### Task to carry out
Count how many lines below contain the word "this", then give that number alone.
Start of Provided entries
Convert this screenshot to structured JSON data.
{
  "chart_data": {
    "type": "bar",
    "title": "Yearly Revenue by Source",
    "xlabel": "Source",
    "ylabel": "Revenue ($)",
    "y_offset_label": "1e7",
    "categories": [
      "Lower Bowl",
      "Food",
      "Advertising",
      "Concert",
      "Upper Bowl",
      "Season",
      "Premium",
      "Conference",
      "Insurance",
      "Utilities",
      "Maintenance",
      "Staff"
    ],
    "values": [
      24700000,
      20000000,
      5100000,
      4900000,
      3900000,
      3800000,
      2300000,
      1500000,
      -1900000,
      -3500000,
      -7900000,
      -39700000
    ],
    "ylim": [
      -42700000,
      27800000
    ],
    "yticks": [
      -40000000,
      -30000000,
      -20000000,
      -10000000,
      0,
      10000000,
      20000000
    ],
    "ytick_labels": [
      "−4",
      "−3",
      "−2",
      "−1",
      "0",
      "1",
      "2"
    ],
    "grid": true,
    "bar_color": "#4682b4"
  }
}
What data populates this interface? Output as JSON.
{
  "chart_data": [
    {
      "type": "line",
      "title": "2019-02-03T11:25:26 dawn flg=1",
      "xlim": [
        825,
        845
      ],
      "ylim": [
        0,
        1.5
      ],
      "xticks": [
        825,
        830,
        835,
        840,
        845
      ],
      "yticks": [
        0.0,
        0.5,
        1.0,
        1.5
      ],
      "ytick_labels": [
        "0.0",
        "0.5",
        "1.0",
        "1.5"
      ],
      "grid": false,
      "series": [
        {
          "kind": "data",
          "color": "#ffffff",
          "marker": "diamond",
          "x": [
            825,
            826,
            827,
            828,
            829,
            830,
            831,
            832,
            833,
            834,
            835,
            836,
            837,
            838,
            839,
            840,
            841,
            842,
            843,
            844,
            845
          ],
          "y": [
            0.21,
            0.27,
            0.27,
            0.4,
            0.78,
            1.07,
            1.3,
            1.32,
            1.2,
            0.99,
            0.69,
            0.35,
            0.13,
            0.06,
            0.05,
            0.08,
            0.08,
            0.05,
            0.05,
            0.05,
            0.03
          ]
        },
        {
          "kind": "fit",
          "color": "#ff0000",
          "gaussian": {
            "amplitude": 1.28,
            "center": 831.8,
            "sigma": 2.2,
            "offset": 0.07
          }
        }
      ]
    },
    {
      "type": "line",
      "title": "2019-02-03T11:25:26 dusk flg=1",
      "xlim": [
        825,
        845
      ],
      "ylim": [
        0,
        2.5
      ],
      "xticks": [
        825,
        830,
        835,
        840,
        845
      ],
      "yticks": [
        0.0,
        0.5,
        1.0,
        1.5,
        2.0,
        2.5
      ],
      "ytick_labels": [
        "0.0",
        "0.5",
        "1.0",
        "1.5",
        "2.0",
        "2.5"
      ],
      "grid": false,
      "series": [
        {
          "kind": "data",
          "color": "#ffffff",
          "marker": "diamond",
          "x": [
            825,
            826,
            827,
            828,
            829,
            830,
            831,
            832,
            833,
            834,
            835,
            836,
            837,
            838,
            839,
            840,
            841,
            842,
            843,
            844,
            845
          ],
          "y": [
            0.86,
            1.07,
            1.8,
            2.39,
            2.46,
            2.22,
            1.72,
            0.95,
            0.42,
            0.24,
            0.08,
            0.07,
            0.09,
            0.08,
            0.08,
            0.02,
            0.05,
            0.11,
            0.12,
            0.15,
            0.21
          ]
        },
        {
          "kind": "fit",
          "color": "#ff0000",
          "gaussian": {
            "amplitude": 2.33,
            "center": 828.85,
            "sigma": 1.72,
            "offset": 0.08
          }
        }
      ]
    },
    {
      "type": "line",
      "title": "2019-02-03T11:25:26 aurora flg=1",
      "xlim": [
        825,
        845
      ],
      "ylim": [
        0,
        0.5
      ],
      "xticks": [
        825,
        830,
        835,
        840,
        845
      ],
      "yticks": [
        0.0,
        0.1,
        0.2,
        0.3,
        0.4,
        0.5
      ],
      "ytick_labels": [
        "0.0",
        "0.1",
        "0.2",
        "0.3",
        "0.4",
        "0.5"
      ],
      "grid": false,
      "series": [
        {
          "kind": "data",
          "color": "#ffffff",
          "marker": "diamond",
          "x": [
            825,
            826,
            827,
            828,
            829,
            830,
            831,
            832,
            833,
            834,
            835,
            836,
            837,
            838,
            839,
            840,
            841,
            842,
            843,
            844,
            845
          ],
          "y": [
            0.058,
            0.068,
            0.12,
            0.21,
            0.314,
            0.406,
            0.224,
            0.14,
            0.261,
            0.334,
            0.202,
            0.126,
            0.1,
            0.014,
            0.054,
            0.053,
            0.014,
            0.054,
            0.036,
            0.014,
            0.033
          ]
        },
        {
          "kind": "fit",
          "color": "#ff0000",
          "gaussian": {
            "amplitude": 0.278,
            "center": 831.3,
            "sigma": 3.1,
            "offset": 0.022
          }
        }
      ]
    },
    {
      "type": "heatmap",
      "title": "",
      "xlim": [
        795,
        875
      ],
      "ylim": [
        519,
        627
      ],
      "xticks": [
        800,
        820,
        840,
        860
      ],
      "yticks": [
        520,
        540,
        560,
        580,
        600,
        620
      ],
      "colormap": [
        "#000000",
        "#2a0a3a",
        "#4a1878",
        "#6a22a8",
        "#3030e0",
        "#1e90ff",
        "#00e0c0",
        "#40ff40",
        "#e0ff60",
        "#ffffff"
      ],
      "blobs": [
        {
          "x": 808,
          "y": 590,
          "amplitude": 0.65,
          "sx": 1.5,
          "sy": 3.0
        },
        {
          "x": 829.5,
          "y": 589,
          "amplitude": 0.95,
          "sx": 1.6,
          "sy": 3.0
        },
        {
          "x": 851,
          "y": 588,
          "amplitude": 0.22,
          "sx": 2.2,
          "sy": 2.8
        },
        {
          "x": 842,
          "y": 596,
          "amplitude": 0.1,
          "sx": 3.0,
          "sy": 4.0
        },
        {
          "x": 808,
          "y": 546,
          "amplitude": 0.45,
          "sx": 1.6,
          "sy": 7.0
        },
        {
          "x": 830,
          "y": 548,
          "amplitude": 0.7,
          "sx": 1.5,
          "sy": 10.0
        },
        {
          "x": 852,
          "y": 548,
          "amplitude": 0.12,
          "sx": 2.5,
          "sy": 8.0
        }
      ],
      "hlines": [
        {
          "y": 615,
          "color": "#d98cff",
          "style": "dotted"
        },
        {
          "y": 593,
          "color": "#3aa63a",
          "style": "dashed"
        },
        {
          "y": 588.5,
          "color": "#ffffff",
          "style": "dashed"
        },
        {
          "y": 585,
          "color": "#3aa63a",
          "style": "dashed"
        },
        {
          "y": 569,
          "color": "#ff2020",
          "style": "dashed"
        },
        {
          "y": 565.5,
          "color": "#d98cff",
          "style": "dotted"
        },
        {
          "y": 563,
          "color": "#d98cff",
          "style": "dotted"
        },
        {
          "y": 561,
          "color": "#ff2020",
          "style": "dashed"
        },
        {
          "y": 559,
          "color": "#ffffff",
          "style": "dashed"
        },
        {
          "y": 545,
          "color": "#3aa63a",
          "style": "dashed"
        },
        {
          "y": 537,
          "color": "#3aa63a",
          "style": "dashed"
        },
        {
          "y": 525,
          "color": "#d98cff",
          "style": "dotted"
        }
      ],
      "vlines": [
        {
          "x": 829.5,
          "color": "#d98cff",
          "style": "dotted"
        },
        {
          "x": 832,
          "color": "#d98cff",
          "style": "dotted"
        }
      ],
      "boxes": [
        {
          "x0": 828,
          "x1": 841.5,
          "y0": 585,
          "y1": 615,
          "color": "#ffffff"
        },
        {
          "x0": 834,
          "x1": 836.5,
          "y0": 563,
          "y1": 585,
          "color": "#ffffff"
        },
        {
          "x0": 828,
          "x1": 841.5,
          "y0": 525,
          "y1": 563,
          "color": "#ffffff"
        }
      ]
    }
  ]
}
End of Provided entries
### Written answer
2